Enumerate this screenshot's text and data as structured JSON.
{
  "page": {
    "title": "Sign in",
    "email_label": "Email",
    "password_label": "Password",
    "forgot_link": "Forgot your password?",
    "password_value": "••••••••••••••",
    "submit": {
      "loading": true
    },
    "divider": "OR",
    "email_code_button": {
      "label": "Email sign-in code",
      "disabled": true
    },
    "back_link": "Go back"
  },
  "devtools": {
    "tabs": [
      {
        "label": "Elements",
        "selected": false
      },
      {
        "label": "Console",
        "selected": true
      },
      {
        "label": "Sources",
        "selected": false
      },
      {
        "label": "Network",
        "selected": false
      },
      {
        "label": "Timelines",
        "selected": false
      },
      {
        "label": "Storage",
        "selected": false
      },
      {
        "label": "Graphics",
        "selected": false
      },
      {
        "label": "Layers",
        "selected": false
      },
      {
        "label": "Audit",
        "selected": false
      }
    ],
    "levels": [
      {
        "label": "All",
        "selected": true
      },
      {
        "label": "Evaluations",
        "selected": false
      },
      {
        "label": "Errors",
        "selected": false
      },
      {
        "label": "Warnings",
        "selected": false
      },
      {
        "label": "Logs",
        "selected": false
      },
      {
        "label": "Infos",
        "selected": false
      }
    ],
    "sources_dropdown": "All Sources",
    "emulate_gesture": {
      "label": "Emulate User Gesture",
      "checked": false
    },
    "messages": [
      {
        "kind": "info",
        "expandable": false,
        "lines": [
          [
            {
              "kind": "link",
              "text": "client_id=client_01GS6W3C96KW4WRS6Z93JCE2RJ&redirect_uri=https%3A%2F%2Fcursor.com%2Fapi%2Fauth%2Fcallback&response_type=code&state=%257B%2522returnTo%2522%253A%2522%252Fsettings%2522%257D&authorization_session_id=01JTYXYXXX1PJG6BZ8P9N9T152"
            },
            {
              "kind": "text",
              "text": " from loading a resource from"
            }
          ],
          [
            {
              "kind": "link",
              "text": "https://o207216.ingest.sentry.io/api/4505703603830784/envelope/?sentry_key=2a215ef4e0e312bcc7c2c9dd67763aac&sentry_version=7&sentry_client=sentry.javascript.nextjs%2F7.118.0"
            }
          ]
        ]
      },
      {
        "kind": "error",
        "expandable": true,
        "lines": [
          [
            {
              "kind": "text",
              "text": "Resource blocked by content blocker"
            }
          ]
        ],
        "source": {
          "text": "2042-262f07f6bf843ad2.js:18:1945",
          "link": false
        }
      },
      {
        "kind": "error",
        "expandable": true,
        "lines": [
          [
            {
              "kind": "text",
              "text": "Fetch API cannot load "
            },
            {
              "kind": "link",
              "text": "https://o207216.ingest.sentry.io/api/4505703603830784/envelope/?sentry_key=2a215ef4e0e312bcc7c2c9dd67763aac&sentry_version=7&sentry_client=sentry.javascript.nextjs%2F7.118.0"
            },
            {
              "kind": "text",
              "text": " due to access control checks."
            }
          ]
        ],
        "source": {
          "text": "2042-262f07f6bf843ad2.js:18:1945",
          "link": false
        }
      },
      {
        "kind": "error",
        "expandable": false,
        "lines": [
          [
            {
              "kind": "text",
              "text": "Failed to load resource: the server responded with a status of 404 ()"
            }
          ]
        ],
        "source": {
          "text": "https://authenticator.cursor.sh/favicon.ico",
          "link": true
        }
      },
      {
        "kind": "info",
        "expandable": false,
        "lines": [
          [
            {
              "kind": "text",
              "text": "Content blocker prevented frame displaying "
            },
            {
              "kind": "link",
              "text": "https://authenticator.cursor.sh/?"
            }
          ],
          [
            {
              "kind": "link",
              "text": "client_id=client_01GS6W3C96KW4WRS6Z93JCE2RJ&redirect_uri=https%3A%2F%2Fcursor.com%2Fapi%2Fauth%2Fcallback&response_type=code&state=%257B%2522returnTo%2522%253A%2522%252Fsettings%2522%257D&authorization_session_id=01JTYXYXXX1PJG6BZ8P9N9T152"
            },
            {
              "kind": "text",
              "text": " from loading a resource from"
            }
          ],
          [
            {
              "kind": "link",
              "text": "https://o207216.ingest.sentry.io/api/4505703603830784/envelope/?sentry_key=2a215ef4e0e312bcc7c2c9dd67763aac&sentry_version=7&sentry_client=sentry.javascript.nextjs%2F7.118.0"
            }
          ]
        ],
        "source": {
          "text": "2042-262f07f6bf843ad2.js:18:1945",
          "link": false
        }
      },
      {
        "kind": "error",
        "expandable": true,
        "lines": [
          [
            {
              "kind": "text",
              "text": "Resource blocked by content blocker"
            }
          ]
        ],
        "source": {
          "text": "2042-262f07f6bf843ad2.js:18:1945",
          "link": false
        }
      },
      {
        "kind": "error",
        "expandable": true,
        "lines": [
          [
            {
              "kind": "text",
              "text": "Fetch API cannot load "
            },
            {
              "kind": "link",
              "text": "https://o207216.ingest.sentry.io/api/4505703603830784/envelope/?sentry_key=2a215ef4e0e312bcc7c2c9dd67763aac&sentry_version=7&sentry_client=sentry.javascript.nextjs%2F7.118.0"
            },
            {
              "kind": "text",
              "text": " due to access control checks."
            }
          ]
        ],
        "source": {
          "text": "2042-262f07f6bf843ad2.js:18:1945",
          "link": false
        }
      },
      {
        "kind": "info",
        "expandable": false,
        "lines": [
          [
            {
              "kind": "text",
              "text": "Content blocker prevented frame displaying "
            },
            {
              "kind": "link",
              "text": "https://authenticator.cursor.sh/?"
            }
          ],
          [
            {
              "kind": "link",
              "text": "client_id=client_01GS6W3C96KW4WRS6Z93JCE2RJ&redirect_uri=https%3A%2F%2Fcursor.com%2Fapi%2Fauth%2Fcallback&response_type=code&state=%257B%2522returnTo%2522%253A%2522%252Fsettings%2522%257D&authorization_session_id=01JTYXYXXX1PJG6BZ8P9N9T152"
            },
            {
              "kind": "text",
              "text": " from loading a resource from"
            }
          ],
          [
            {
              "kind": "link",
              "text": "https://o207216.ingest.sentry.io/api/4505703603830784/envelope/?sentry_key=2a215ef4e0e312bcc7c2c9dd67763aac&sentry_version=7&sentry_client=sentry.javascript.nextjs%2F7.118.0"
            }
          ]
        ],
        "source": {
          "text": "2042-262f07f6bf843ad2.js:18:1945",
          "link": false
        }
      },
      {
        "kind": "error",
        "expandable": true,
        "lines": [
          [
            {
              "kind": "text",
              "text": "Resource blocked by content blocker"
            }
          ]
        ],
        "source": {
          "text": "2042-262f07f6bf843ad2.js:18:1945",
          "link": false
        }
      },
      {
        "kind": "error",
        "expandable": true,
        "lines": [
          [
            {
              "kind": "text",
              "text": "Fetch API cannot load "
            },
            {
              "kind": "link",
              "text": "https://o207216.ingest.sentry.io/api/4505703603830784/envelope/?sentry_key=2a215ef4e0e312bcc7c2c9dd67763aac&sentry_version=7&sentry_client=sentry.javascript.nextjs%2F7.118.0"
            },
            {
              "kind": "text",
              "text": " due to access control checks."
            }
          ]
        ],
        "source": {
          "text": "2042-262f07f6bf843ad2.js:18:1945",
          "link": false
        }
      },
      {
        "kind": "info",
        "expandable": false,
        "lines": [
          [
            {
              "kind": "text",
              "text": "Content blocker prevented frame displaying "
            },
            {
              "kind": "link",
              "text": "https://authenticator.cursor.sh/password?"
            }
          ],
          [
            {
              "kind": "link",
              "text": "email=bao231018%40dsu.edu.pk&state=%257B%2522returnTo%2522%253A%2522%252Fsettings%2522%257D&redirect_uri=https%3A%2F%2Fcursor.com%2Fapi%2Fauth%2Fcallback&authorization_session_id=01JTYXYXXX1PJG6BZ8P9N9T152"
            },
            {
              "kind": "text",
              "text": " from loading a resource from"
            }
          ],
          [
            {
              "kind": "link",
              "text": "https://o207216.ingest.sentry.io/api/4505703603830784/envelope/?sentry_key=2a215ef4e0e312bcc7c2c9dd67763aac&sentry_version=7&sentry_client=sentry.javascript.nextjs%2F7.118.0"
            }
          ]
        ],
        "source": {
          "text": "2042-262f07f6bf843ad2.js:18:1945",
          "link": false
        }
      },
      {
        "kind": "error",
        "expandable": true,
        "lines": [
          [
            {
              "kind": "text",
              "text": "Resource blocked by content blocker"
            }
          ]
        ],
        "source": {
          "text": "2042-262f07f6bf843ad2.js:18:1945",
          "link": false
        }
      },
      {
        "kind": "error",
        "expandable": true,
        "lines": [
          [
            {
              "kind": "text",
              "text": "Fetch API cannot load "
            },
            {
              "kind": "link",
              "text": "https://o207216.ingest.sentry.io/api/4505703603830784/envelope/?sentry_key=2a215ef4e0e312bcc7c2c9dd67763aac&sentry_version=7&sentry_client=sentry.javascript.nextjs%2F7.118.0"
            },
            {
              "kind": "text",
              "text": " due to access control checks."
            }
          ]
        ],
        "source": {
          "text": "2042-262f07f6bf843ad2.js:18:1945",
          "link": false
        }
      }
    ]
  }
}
--
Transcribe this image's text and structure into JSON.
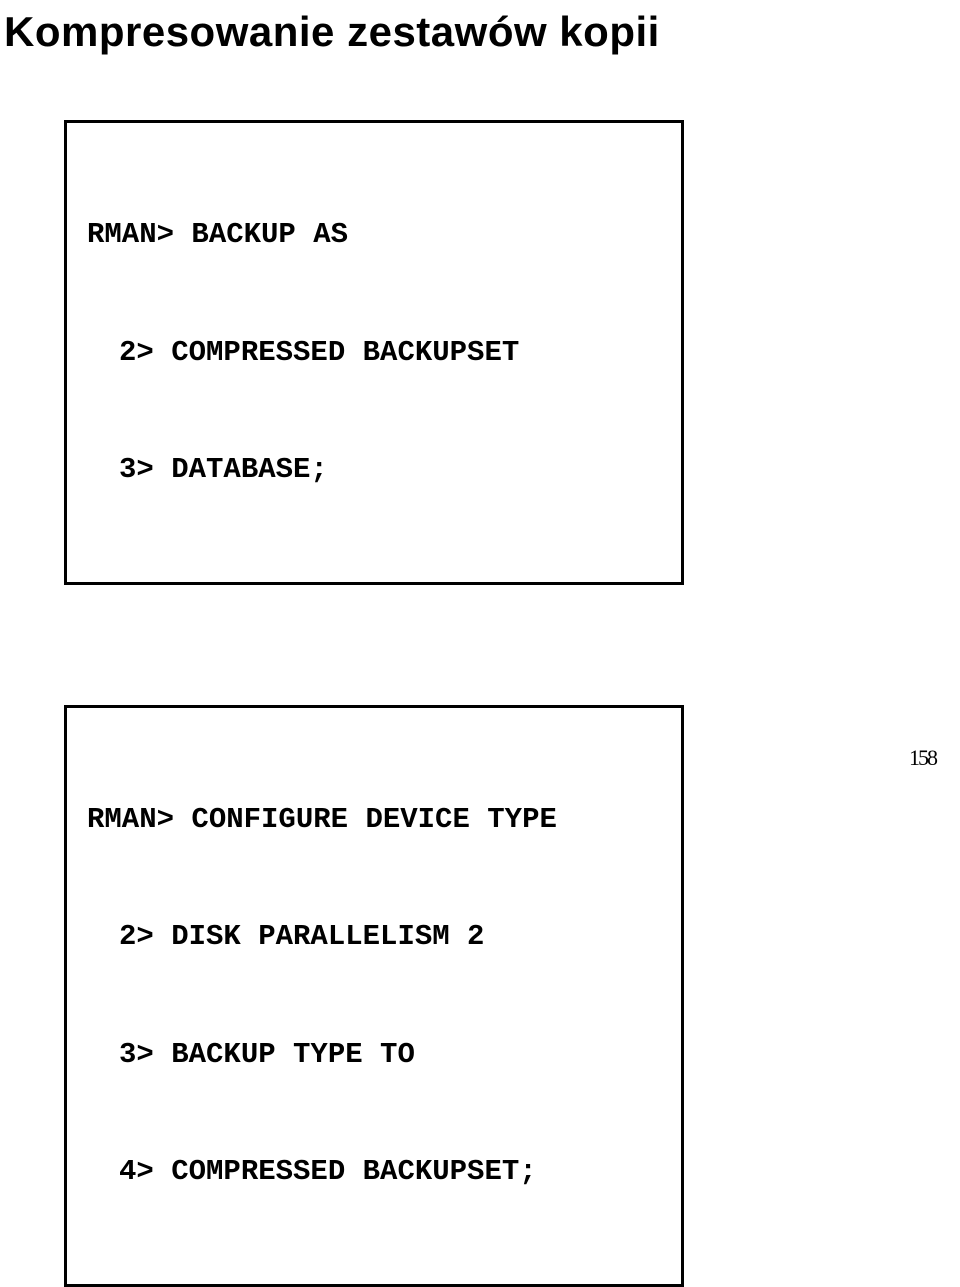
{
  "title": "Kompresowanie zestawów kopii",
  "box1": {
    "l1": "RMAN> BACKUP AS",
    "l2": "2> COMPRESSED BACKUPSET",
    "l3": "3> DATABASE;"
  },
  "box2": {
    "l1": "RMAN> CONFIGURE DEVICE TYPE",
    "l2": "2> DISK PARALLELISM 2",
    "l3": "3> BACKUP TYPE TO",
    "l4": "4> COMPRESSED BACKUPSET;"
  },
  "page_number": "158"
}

TASK DIRECTIONS
In the entries above, find every line holding the word "authenticator" and copy it out.

RESPONSE
          "text": "https://authenticator.cursor.sh/favicon.ico",
              "text": "https://authenticator.cursor.sh/?"
              "text": "https://authenticator.cursor.sh/?"
              "text": "https://authenticator.cursor.sh/password?"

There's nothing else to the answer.